- Data excerpts
---+---

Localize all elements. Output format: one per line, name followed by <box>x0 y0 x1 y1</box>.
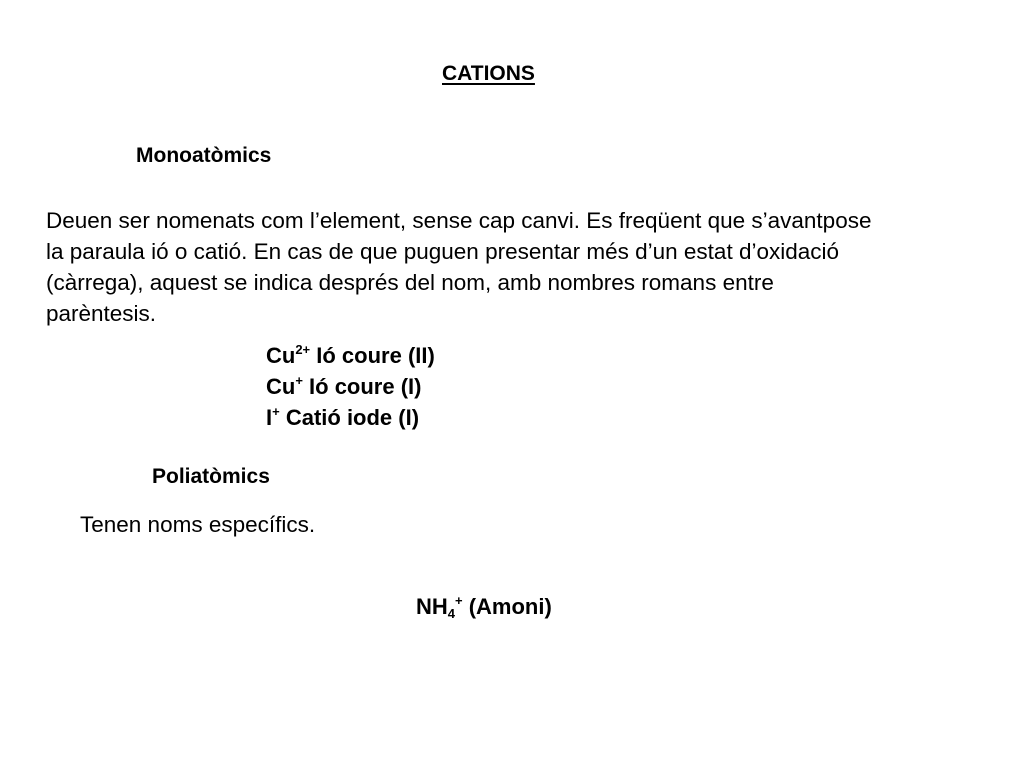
example-copper-i <box>266 371 435 402</box>
ion-symbol: I <box>266 405 273 430</box>
ion-subscript: 4 <box>447 606 456 621</box>
monoatomics-paragraph <box>46 205 996 329</box>
polyatomics-text: Tenen noms específics. <box>80 512 316 537</box>
ion-charge: + <box>295 373 303 388</box>
ion-name: (Amoni) <box>462 594 552 619</box>
example-iodine-i <box>266 402 435 433</box>
slide-title: CATIONS <box>442 62 535 85</box>
paragraph-line: parèntesis. <box>46 301 157 326</box>
ion-symbol: Cu <box>266 343 296 368</box>
monoatomic-examples <box>266 340 435 433</box>
ion-symbol: Cu <box>266 374 296 399</box>
ion-name: Ió coure (II) <box>310 343 435 368</box>
ion-charge: + <box>455 593 463 608</box>
paragraph-line: la paraula ió o catió. En cas de que puguen presentar més d’un estat d’oxidació <box>46 239 840 264</box>
ammonium-example <box>416 594 552 620</box>
ion-name: Ió coure (I) <box>302 374 422 399</box>
paragraph-line: (càrrega), aquest se indica després del nom, amb nombres romans entre <box>46 270 774 295</box>
paragraph-line: Deuen ser nomenats com l’element, sense cap canvi. Es freqüent que s’avantpose <box>46 208 872 233</box>
polyatomics-heading: Poliatòmics <box>152 465 270 488</box>
example-copper-ii <box>266 340 435 371</box>
monoatomics-heading: Monoatòmics <box>136 144 272 167</box>
ion-charge: + <box>272 404 280 419</box>
ion-name: Catió iode (I) <box>279 405 420 430</box>
ion-symbol: NH <box>416 594 448 619</box>
ion-charge: 2+ <box>295 342 311 357</box>
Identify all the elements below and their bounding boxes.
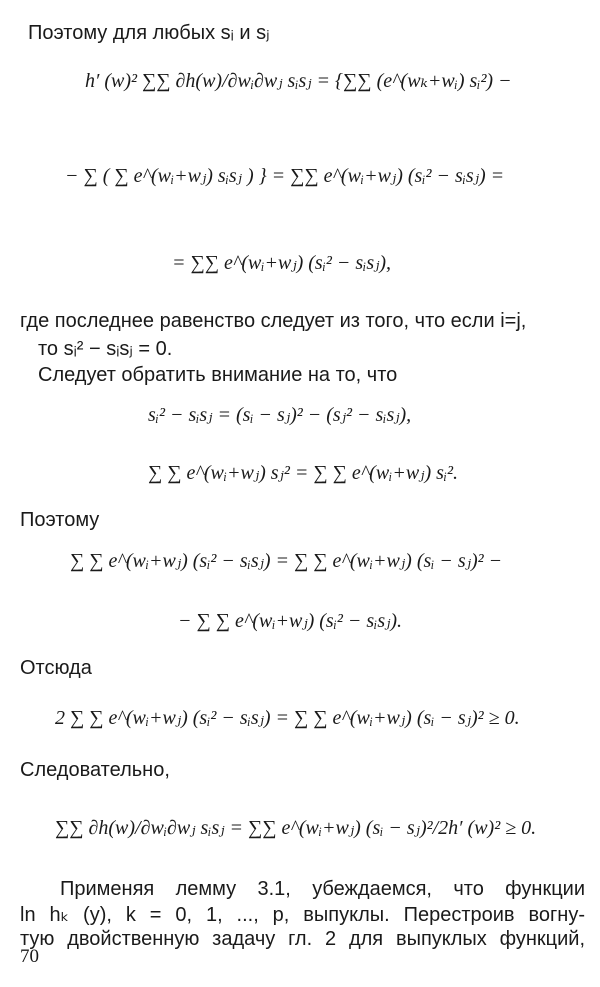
text-attention: Следует обратить внимание на то, что bbox=[38, 364, 398, 386]
formula-nonnegative: 2 ∑ ∑ e^(wᵢ+wⱼ) (sᵢ² − sᵢsⱼ) = ∑ ∑ e^(wᵢ+wⱼ) (sᵢ − sⱼ)² ≥ 0. bbox=[55, 707, 520, 729]
text-consequently: Следовательно, bbox=[20, 759, 170, 781]
formula-hessian-expansion: h′ (w)² ∑∑ ∂h(w)/∂wᵢ∂wⱼ sᵢsⱼ = {∑∑ (e^(wₖ+wᵢ) sᵢ²) − bbox=[85, 70, 512, 92]
text-then-zero: то sᵢ² − sᵢsⱼ = 0. bbox=[38, 338, 173, 360]
final-text-line2: ln hₖ (y), k = 0, 1, ..., p, выпуклы. Перестроив вогну- bbox=[20, 904, 585, 926]
intro-text: Поэтому для любых sᵢ и sⱼ bbox=[28, 22, 270, 44]
formula-decomposition-cont: − ∑ ∑ e^(wᵢ+wⱼ) (sᵢ² − sᵢsⱼ). bbox=[178, 610, 403, 632]
final-text-line1: Применяя лемму 3.1, убеждаемся, что функции bbox=[60, 878, 585, 900]
formula-identity: sᵢ² − sᵢsⱼ = (sᵢ − sⱼ)² − (sⱼ² − sᵢsⱼ), bbox=[148, 404, 412, 426]
text-where-equality: где последнее равенство следует из того, что если i=j, bbox=[20, 310, 527, 332]
formula-second-line: − ∑ ( ∑ e^(wᵢ+wⱼ) sᵢsⱼ ) } = ∑∑ e^(wᵢ+wⱼ) (sᵢ² − sᵢsⱼ) = bbox=[65, 165, 505, 187]
text-hence: Отсюда bbox=[20, 657, 92, 679]
final-text-line3: тую двойственную задачу гл. 2 для выпуклых функций, bbox=[20, 928, 585, 950]
formula-third-line: = ∑∑ e^(wᵢ+wⱼ) (sᵢ² − sᵢsⱼ), bbox=[172, 252, 392, 274]
formula-final-result: ∑∑ ∂h(w)/∂wᵢ∂wⱼ sᵢsⱼ = ∑∑ e^(wᵢ+wⱼ) (sᵢ − sⱼ)²/2h′ (w)² ≥ 0. bbox=[55, 817, 537, 839]
text-therefore: Поэтому bbox=[20, 509, 100, 531]
page-number: 70 bbox=[20, 946, 39, 967]
formula-decomposition: ∑ ∑ e^(wᵢ+wⱼ) (sᵢ² − sᵢsⱼ) = ∑ ∑ e^(wᵢ+wⱼ) (sᵢ − sⱼ)² − bbox=[70, 550, 503, 572]
formula-symmetry: ∑ ∑ e^(wᵢ+wⱼ) sⱼ² = ∑ ∑ e^(wᵢ+wⱼ) sᵢ². bbox=[148, 462, 459, 484]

---+---

Reproduce word for word the part of the listing that opens with the line containing "text-attention: Следует обратить" and closes with the line containing "formula-hessian-expansion: h′ (w)²", including both of those lines.

- Completed task
text-attention: Следует обратить внимание на то, что bbox=[38, 364, 398, 386]
formula-nonnegative: 2 ∑ ∑ e^(wᵢ+wⱼ) (sᵢ² − sᵢsⱼ) = ∑ ∑ e^(wᵢ+wⱼ) (sᵢ − sⱼ)² ≥ 0. bbox=[55, 707, 520, 729]
text-consequently: Следовательно, bbox=[20, 759, 170, 781]
formula-hessian-expansion: h′ (w)² ∑∑ ∂h(w)/∂wᵢ∂wⱼ sᵢsⱼ = {∑∑ (e^(wₖ+wᵢ) sᵢ²) − bbox=[85, 70, 512, 92]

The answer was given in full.